[Some records]

┌──

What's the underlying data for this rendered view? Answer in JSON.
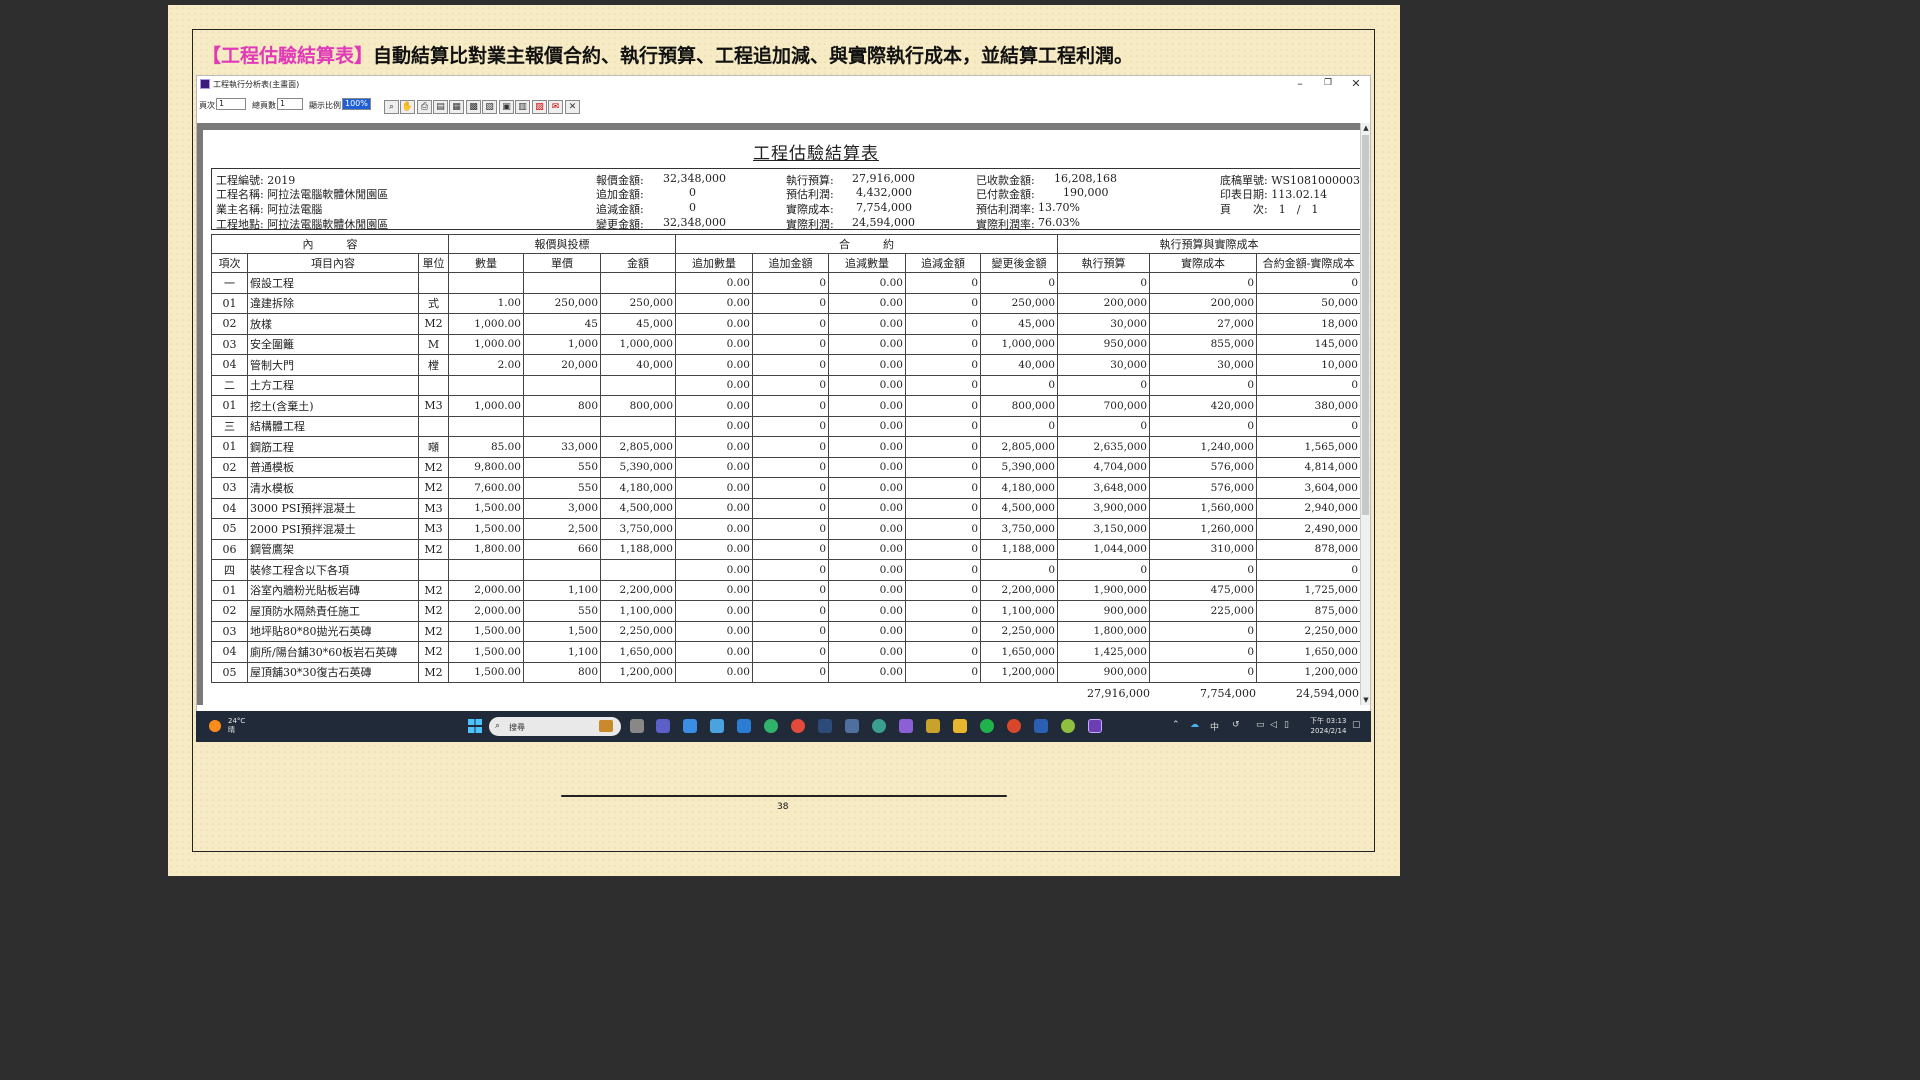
{
  "headline": {
    "tag": "【工程估驗結算表】",
    "text": "自動結算比對業主報價合約、執行預算、工程追加減、與實際執行成本，並結算工程利潤。"
  },
  "window": {
    "title": "工程執行分析表(主畫面)",
    "controls": {
      "minimize": "–",
      "restore": "❐",
      "close": "✕"
    }
  },
  "toolbar": {
    "page_label": "頁次",
    "page_value": "1",
    "total_label": "總頁數",
    "total_value": "1",
    "zoom_label": "顯示比例",
    "zoom_value": "100%"
  },
  "report": {
    "title": "工程估驗結算表",
    "info": {
      "project_no": "工程編號: 2019",
      "project_name": "工程名稱: 阿拉法電腦軟體休閒園區",
      "owner": "業主名稱: 阿拉法電腦",
      "location": "工程地點: 阿拉法電腦軟體休閒園區",
      "quote_label": "報價金額:",
      "quote_value": "32,348,000",
      "add_label": "追加金額:",
      "add_value": "0",
      "sub_label": "追減金額:",
      "sub_value": "0",
      "change_label": "變更金額:",
      "change_value": "32,348,000",
      "budget_label": "執行預算:",
      "budget_value": "27,916,000",
      "est_profit_label": "預估利潤:",
      "est_profit_value": "4,432,000",
      "actual_cost_label": "實際成本:",
      "actual_cost_value": "7,754,000",
      "actual_profit_label": "實際利潤:",
      "actual_profit_value": "24,594,000",
      "received_label": "已收款金額:",
      "received_value": "16,208,168",
      "paid_label": "已付款金額:",
      "paid_value": "190,000",
      "est_rate_label": "預估利潤率:",
      "est_rate_value": "13.70%",
      "actual_rate_label": "實際利潤率:",
      "actual_rate_value": "76.03%",
      "doc_no": "底稿單號: WS1081000003",
      "print_date": "印表日期: 113.02.14",
      "page_info": "頁　　次:　1　/　1"
    },
    "group_headers": {
      "content": "內　　　容",
      "quote": "報價與投標",
      "contract": "合　　　約",
      "budget": "執行預算與實際成本"
    },
    "columns": [
      "項次",
      "項目內容",
      "單位",
      "數量",
      "單價",
      "金額",
      "追加數量",
      "追加金額",
      "追減數量",
      "追減金額",
      "變更後金額",
      "執行預算",
      "實際成本",
      "合約金額-實際成本"
    ],
    "rows": [
      [
        "一",
        "假設工程",
        "",
        "",
        "",
        "",
        "0.00",
        "0",
        "0.00",
        "0",
        "0",
        "0",
        "0",
        "0"
      ],
      [
        "01",
        "違建拆除",
        "式",
        "1.00",
        "250,000",
        "250,000",
        "0.00",
        "0",
        "0.00",
        "0",
        "250,000",
        "200,000",
        "200,000",
        "50,000"
      ],
      [
        "02",
        "放樣",
        "M2",
        "1,000.00",
        "45",
        "45,000",
        "0.00",
        "0",
        "0.00",
        "0",
        "45,000",
        "30,000",
        "27,000",
        "18,000"
      ],
      [
        "03",
        "安全圍籬",
        "M",
        "1,000.00",
        "1,000",
        "1,000,000",
        "0.00",
        "0",
        "0.00",
        "0",
        "1,000,000",
        "950,000",
        "855,000",
        "145,000"
      ],
      [
        "04",
        "管制大門",
        "樘",
        "2.00",
        "20,000",
        "40,000",
        "0.00",
        "0",
        "0.00",
        "0",
        "40,000",
        "30,000",
        "30,000",
        "10,000"
      ],
      [
        "二",
        "土方工程",
        "",
        "",
        "",
        "",
        "0.00",
        "0",
        "0.00",
        "0",
        "0",
        "0",
        "0",
        "0"
      ],
      [
        "01",
        "挖土(含棄土)",
        "M3",
        "1,000.00",
        "800",
        "800,000",
        "0.00",
        "0",
        "0.00",
        "0",
        "800,000",
        "700,000",
        "420,000",
        "380,000"
      ],
      [
        "三",
        "結構體工程",
        "",
        "",
        "",
        "",
        "0.00",
        "0",
        "0.00",
        "0",
        "0",
        "0",
        "0",
        "0"
      ],
      [
        "01",
        "鋼筋工程",
        "噸",
        "85.00",
        "33,000",
        "2,805,000",
        "0.00",
        "0",
        "0.00",
        "0",
        "2,805,000",
        "2,635,000",
        "1,240,000",
        "1,565,000"
      ],
      [
        "02",
        "普通模板",
        "M2",
        "9,800.00",
        "550",
        "5,390,000",
        "0.00",
        "0",
        "0.00",
        "0",
        "5,390,000",
        "4,704,000",
        "576,000",
        "4,814,000"
      ],
      [
        "03",
        "清水模板",
        "M2",
        "7,600.00",
        "550",
        "4,180,000",
        "0.00",
        "0",
        "0.00",
        "0",
        "4,180,000",
        "3,648,000",
        "576,000",
        "3,604,000"
      ],
      [
        "04",
        "3000 PSI預拌混凝土",
        "M3",
        "1,500.00",
        "3,000",
        "4,500,000",
        "0.00",
        "0",
        "0.00",
        "0",
        "4,500,000",
        "3,900,000",
        "1,560,000",
        "2,940,000"
      ],
      [
        "05",
        "2000 PSI預拌混凝土",
        "M3",
        "1,500.00",
        "2,500",
        "3,750,000",
        "0.00",
        "0",
        "0.00",
        "0",
        "3,750,000",
        "3,150,000",
        "1,260,000",
        "2,490,000"
      ],
      [
        "06",
        "鋼管鷹架",
        "M2",
        "1,800.00",
        "660",
        "1,188,000",
        "0.00",
        "0",
        "0.00",
        "0",
        "1,188,000",
        "1,044,000",
        "310,000",
        "878,000"
      ],
      [
        "四",
        "裝修工程含以下各項",
        "",
        "",
        "",
        "",
        "0.00",
        "0",
        "0.00",
        "0",
        "0",
        "0",
        "0",
        "0"
      ],
      [
        "01",
        "浴室內牆粉光貼板岩磚",
        "M2",
        "2,000.00",
        "1,100",
        "2,200,000",
        "0.00",
        "0",
        "0.00",
        "0",
        "2,200,000",
        "1,900,000",
        "475,000",
        "1,725,000"
      ],
      [
        "02",
        "屋頂防水隔熱責任施工",
        "M2",
        "2,000.00",
        "550",
        "1,100,000",
        "0.00",
        "0",
        "0.00",
        "0",
        "1,100,000",
        "900,000",
        "225,000",
        "875,000"
      ],
      [
        "03",
        "地坪貼80*80拋光石英磚",
        "M2",
        "1,500.00",
        "1,500",
        "2,250,000",
        "0.00",
        "0",
        "0.00",
        "0",
        "2,250,000",
        "1,800,000",
        "0",
        "2,250,000"
      ],
      [
        "04",
        "廁所/陽台舖30*60板岩石英磚",
        "M2",
        "1,500.00",
        "1,100",
        "1,650,000",
        "0.00",
        "0",
        "0.00",
        "0",
        "1,650,000",
        "1,425,000",
        "0",
        "1,650,000"
      ],
      [
        "05",
        "屋頂舖30*30復古石英磚",
        "M2",
        "1,500.00",
        "800",
        "1,200,000",
        "0.00",
        "0",
        "0.00",
        "0",
        "1,200,000",
        "900,000",
        "0",
        "1,200,000"
      ]
    ],
    "totals": {
      "budget": "27,916,000",
      "actual": "7,754,000",
      "profit": "24,594,000"
    }
  },
  "taskbar": {
    "temp": "24°C",
    "weather": "晴",
    "search_placeholder": "搜尋",
    "ime": "中",
    "time": "下午 03:13",
    "date": "2024/2/14"
  },
  "page_number": "38",
  "colors": {
    "tag": "#e13ab8",
    "paper": "#f6ebc4",
    "taskbar": "#202a38"
  }
}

└──

▶ Problem requirements: Repeat the records word for word. Any picture in them should be left out.

▶ Exercise solution:
What's the underlying data for this rendered view? Answer in JSON.
{
  "headline": {
    "tag": "【工程估驗結算表】",
    "text": "自動結算比對業主報價合約、執行預算、工程追加減、與實際執行成本，並結算工程利潤。"
  },
  "window": {
    "title": "工程執行分析表(主畫面)",
    "controls": {
      "minimize": "–",
      "restore": "❐",
      "close": "✕"
    }
  },
  "toolbar": {
    "page_label": "頁次",
    "page_value": "1",
    "total_label": "總頁數",
    "total_value": "1",
    "zoom_label": "顯示比例",
    "zoom_value": "100%"
  },
  "report": {
    "title": "工程估驗結算表",
    "info": {
      "project_no": "工程編號: 2019",
      "project_name": "工程名稱: 阿拉法電腦軟體休閒園區",
      "owner": "業主名稱: 阿拉法電腦",
      "location": "工程地點: 阿拉法電腦軟體休閒園區",
      "quote_label": "報價金額:",
      "quote_value": "32,348,000",
      "add_label": "追加金額:",
      "add_value": "0",
      "sub_label": "追減金額:",
      "sub_value": "0",
      "change_label": "變更金額:",
      "change_value": "32,348,000",
      "budget_label": "執行預算:",
      "budget_value": "27,916,000",
      "est_profit_label": "預估利潤:",
      "est_profit_value": "4,432,000",
      "actual_cost_label": "實際成本:",
      "actual_cost_value": "7,754,000",
      "actual_profit_label": "實際利潤:",
      "actual_profit_value": "24,594,000",
      "received_label": "已收款金額:",
      "received_value": "16,208,168",
      "paid_label": "已付款金額:",
      "paid_value": "190,000",
      "est_rate_label": "預估利潤率:",
      "est_rate_value": "13.70%",
      "actual_rate_label": "實際利潤率:",
      "actual_rate_value": "76.03%",
      "doc_no": "底稿單號: WS1081000003",
      "print_date": "印表日期: 113.02.14",
      "page_info": "頁　　次:　1　/　1"
    },
    "group_headers": {
      "content": "內　　　容",
      "quote": "報價與投標",
      "contract": "合　　　約",
      "budget": "執行預算與實際成本"
    },
    "columns": [
      "項次",
      "項目內容",
      "單位",
      "數量",
      "單價",
      "金額",
      "追加數量",
      "追加金額",
      "追減數量",
      "追減金額",
      "變更後金額",
      "執行預算",
      "實際成本",
      "合約金額-實際成本"
    ],
    "rows": [
      [
        "一",
        "假設工程",
        "",
        "",
        "",
        "",
        "0.00",
        "0",
        "0.00",
        "0",
        "0",
        "0",
        "0",
        "0"
      ],
      [
        "01",
        "違建拆除",
        "式",
        "1.00",
        "250,000",
        "250,000",
        "0.00",
        "0",
        "0.00",
        "0",
        "250,000",
        "200,000",
        "200,000",
        "50,000"
      ],
      [
        "02",
        "放樣",
        "M2",
        "1,000.00",
        "45",
        "45,000",
        "0.00",
        "0",
        "0.00",
        "0",
        "45,000",
        "30,000",
        "27,000",
        "18,000"
      ],
      [
        "03",
        "安全圍籬",
        "M",
        "1,000.00",
        "1,000",
        "1,000,000",
        "0.00",
        "0",
        "0.00",
        "0",
        "1,000,000",
        "950,000",
        "855,000",
        "145,000"
      ],
      [
        "04",
        "管制大門",
        "樘",
        "2.00",
        "20,000",
        "40,000",
        "0.00",
        "0",
        "0.00",
        "0",
        "40,000",
        "30,000",
        "30,000",
        "10,000"
      ],
      [
        "二",
        "土方工程",
        "",
        "",
        "",
        "",
        "0.00",
        "0",
        "0.00",
        "0",
        "0",
        "0",
        "0",
        "0"
      ],
      [
        "01",
        "挖土(含棄土)",
        "M3",
        "1,000.00",
        "800",
        "800,000",
        "0.00",
        "0",
        "0.00",
        "0",
        "800,000",
        "700,000",
        "420,000",
        "380,000"
      ],
      [
        "三",
        "結構體工程",
        "",
        "",
        "",
        "",
        "0.00",
        "0",
        "0.00",
        "0",
        "0",
        "0",
        "0",
        "0"
      ],
      [
        "01",
        "鋼筋工程",
        "噸",
        "85.00",
        "33,000",
        "2,805,000",
        "0.00",
        "0",
        "0.00",
        "0",
        "2,805,000",
        "2,635,000",
        "1,240,000",
        "1,565,000"
      ],
      [
        "02",
        "普通模板",
        "M2",
        "9,800.00",
        "550",
        "5,390,000",
        "0.00",
        "0",
        "0.00",
        "0",
        "5,390,000",
        "4,704,000",
        "576,000",
        "4,814,000"
      ],
      [
        "03",
        "清水模板",
        "M2",
        "7,600.00",
        "550",
        "4,180,000",
        "0.00",
        "0",
        "0.00",
        "0",
        "4,180,000",
        "3,648,000",
        "576,000",
        "3,604,000"
      ],
      [
        "04",
        "3000 PSI預拌混凝土",
        "M3",
        "1,500.00",
        "3,000",
        "4,500,000",
        "0.00",
        "0",
        "0.00",
        "0",
        "4,500,000",
        "3,900,000",
        "1,560,000",
        "2,940,000"
      ],
      [
        "05",
        "2000 PSI預拌混凝土",
        "M3",
        "1,500.00",
        "2,500",
        "3,750,000",
        "0.00",
        "0",
        "0.00",
        "0",
        "3,750,000",
        "3,150,000",
        "1,260,000",
        "2,490,000"
      ],
      [
        "06",
        "鋼管鷹架",
        "M2",
        "1,800.00",
        "660",
        "1,188,000",
        "0.00",
        "0",
        "0.00",
        "0",
        "1,188,000",
        "1,044,000",
        "310,000",
        "878,000"
      ],
      [
        "四",
        "裝修工程含以下各項",
        "",
        "",
        "",
        "",
        "0.00",
        "0",
        "0.00",
        "0",
        "0",
        "0",
        "0",
        "0"
      ],
      [
        "01",
        "浴室內牆粉光貼板岩磚",
        "M2",
        "2,000.00",
        "1,100",
        "2,200,000",
        "0.00",
        "0",
        "0.00",
        "0",
        "2,200,000",
        "1,900,000",
        "475,000",
        "1,725,000"
      ],
      [
        "02",
        "屋頂防水隔熱責任施工",
        "M2",
        "2,000.00",
        "550",
        "1,100,000",
        "0.00",
        "0",
        "0.00",
        "0",
        "1,100,000",
        "900,000",
        "225,000",
        "875,000"
      ],
      [
        "03",
        "地坪貼80*80拋光石英磚",
        "M2",
        "1,500.00",
        "1,500",
        "2,250,000",
        "0.00",
        "0",
        "0.00",
        "0",
        "2,250,000",
        "1,800,000",
        "0",
        "2,250,000"
      ],
      [
        "04",
        "廁所/陽台舖30*60板岩石英磚",
        "M2",
        "1,500.00",
        "1,100",
        "1,650,000",
        "0.00",
        "0",
        "0.00",
        "0",
        "1,650,000",
        "1,425,000",
        "0",
        "1,650,000"
      ],
      [
        "05",
        "屋頂舖30*30復古石英磚",
        "M2",
        "1,500.00",
        "800",
        "1,200,000",
        "0.00",
        "0",
        "0.00",
        "0",
        "1,200,000",
        "900,000",
        "0",
        "1,200,000"
      ]
    ],
    "totals": {
      "budget": "27,916,000",
      "actual": "7,754,000",
      "profit": "24,594,000"
    }
  },
  "taskbar": {
    "temp": "24°C",
    "weather": "晴",
    "search_placeholder": "搜尋",
    "ime": "中",
    "time": "下午 03:13",
    "date": "2024/2/14"
  },
  "page_number": "38",
  "colors": {
    "tag": "#e13ab8",
    "paper": "#f6ebc4",
    "taskbar": "#202a38"
  }
}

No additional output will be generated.